▶ **AIM**:
What lines of the data hold the string "niektorých"? Pull each one out.

=== DATA RECORDS ===

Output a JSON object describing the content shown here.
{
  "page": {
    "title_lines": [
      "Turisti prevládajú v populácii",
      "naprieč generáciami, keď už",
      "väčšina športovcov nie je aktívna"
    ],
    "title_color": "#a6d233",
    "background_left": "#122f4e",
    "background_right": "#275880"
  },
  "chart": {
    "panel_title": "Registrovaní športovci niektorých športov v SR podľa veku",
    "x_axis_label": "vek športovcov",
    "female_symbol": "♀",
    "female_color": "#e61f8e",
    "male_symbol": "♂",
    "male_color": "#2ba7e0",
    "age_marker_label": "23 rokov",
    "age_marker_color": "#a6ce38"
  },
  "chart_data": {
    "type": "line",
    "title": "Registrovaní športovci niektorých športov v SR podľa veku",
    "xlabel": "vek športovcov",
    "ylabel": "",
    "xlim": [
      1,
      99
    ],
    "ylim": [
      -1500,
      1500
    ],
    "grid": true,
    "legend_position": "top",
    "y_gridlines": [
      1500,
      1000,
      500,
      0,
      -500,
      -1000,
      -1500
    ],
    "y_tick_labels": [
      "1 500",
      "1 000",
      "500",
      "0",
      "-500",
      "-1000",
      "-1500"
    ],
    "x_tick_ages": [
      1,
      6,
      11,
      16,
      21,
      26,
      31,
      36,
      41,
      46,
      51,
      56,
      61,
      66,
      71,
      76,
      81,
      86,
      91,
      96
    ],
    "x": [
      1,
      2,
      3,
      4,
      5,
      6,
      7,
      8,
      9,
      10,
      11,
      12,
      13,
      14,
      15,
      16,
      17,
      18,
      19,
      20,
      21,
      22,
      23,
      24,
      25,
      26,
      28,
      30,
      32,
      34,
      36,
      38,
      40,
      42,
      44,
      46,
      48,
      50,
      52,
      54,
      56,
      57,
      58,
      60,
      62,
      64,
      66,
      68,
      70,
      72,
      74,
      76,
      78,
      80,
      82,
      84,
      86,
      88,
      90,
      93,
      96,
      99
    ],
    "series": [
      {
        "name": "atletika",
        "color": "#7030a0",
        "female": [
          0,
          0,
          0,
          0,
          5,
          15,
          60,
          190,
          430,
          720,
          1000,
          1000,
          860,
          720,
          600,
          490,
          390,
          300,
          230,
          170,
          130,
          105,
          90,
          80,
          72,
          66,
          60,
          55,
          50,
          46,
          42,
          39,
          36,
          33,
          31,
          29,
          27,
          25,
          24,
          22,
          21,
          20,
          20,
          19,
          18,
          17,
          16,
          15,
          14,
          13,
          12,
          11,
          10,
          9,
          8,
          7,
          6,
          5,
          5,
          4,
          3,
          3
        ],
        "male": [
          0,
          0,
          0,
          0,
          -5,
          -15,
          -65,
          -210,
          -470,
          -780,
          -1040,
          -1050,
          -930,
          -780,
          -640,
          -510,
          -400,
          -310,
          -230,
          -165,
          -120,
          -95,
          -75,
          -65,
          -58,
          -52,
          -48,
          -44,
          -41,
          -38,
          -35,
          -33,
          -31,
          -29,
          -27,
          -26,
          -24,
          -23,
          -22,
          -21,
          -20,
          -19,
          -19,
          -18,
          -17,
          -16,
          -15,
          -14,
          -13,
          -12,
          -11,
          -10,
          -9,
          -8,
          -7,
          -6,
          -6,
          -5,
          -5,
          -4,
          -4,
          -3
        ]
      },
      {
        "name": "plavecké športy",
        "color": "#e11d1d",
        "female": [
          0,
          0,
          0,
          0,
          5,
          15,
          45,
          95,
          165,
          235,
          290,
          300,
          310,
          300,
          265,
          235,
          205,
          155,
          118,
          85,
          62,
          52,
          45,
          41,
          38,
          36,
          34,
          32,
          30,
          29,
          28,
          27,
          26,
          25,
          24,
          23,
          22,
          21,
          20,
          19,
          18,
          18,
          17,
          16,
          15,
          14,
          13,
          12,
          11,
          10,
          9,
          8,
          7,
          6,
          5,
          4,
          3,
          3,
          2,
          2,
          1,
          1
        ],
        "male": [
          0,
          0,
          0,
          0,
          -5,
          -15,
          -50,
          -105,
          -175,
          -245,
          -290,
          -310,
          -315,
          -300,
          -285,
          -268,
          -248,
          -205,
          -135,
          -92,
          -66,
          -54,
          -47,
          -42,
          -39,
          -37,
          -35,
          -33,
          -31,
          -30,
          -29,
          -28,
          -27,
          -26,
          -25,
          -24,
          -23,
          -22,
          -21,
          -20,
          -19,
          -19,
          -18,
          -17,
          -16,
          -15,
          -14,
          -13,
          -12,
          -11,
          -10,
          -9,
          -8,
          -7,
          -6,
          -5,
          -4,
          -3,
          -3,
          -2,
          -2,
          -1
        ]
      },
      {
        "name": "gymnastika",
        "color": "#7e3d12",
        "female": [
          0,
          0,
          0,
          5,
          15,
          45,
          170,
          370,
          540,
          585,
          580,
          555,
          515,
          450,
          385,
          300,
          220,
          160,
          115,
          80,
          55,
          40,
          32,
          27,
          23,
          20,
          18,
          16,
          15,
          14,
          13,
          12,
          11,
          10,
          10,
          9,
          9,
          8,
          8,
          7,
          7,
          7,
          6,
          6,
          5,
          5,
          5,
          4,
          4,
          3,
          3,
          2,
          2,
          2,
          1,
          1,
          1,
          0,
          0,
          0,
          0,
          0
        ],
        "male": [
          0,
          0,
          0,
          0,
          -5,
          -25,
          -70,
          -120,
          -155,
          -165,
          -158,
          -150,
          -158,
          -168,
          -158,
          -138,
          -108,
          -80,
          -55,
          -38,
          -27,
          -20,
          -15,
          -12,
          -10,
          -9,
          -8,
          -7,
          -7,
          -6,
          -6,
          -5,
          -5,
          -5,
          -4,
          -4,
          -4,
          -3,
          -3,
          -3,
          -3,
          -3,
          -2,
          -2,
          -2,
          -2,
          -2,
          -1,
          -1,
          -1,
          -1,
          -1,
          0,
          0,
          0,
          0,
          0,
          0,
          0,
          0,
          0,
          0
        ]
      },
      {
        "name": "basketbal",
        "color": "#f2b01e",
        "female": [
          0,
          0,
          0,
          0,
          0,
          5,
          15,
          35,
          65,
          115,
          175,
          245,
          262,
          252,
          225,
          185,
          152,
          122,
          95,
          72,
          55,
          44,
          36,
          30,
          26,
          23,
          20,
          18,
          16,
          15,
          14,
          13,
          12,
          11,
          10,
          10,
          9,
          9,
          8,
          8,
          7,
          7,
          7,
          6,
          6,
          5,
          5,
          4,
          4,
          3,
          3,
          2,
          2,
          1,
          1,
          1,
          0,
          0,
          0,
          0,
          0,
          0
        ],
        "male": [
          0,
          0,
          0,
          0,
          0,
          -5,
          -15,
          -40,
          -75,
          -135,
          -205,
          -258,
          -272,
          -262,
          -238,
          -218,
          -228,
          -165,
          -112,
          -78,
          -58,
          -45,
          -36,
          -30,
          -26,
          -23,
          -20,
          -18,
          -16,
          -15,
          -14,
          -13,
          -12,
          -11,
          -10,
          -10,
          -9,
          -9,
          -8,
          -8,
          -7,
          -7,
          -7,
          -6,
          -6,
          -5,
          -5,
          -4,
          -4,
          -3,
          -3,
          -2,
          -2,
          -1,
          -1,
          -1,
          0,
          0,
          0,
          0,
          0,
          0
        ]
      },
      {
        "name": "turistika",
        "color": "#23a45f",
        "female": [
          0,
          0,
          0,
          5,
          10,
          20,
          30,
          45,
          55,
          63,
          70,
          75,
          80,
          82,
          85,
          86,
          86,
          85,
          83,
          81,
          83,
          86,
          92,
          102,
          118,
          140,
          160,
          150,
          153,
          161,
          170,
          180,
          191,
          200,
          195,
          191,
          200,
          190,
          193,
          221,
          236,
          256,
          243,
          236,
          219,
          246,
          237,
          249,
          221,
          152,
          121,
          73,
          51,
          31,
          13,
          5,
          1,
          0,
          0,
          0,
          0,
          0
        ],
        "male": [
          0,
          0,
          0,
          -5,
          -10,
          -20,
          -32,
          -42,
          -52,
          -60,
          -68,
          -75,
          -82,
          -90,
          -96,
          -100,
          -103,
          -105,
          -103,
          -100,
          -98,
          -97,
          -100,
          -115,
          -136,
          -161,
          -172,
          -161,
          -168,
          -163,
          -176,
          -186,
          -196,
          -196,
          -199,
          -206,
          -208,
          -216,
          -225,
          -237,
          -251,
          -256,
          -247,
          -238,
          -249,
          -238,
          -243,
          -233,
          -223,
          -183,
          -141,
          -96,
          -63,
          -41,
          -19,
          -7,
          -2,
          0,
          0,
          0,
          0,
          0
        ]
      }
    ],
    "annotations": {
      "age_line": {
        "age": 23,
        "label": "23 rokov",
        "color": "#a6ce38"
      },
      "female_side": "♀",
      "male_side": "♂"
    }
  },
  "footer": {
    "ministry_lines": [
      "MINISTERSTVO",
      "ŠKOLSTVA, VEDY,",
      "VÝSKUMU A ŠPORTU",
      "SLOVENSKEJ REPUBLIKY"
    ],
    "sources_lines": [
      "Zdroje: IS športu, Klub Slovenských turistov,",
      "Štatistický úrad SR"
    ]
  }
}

===

▶ **EXERCISE OUTPUT**:
    "panel_title": "Registrovaní športovci niektorých športov v SR podľa veku",
    "title": "Registrovaní športovci niektorých športov v SR podľa veku",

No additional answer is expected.